Task instructions → Reproduce the entire listing below, keeping every line and character unchanged.

Provided records →
○ ○ ○ ○
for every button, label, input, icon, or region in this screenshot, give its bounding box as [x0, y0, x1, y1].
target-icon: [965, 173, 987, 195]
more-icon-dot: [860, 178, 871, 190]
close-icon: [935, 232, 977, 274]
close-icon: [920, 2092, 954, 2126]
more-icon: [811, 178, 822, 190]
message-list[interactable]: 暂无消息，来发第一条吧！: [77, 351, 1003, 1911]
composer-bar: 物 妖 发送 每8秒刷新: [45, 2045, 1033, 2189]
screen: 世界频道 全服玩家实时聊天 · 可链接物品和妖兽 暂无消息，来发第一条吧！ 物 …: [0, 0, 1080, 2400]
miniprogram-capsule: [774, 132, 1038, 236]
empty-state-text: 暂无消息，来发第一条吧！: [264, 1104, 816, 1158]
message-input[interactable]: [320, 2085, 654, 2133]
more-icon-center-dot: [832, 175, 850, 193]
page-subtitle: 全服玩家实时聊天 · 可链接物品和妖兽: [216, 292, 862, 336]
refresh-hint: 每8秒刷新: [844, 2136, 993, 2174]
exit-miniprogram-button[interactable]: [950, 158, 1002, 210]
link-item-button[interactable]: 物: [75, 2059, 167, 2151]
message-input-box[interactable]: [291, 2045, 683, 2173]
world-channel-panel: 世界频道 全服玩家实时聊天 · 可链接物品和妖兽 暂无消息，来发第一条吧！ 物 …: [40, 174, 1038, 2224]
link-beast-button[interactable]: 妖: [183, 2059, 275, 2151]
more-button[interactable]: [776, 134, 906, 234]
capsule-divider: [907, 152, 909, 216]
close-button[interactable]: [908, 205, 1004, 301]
○ ○ ○ ○
Exercise output →
for every button, label, input, icon, or region in this screenshot, give its bounding box as [x0, y0, x1, y1].
target-icon: [965, 173, 987, 195]
more-icon-dot: [860, 178, 871, 190]
close-icon: [935, 232, 977, 274]
close-icon: [920, 2092, 954, 2126]
more-icon: [811, 178, 822, 190]
message-list[interactable]: 暂无消息，来发第一条吧！: [77, 351, 1003, 1911]
composer-bar: 物 妖 发送 每8秒刷新: [45, 2045, 1033, 2189]
screen: 世界频道 全服玩家实时聊天 · 可链接物品和妖兽 暂无消息，来发第一条吧！ 物 …: [0, 0, 1080, 2400]
miniprogram-capsule: [774, 132, 1038, 236]
empty-state-text: 暂无消息，来发第一条吧！: [264, 1104, 816, 1158]
message-input[interactable]: [320, 2085, 654, 2133]
more-icon-center-dot: [832, 175, 850, 193]
page-subtitle: 全服玩家实时聊天 · 可链接物品和妖兽: [216, 292, 862, 336]
refresh-hint: 每8秒刷新: [844, 2136, 993, 2174]
exit-miniprogram-button[interactable]: [950, 158, 1002, 210]
link-item-button[interactable]: 物: [75, 2059, 167, 2151]
message-input-box[interactable]: [291, 2045, 683, 2173]
world-channel-panel: 世界频道 全服玩家实时聊天 · 可链接物品和妖兽 暂无消息，来发第一条吧！ 物 …: [40, 174, 1038, 2224]
link-beast-button[interactable]: 妖: [183, 2059, 275, 2151]
more-button[interactable]: [776, 134, 906, 234]
capsule-divider: [907, 152, 909, 216]
close-button[interactable]: [908, 205, 1004, 301]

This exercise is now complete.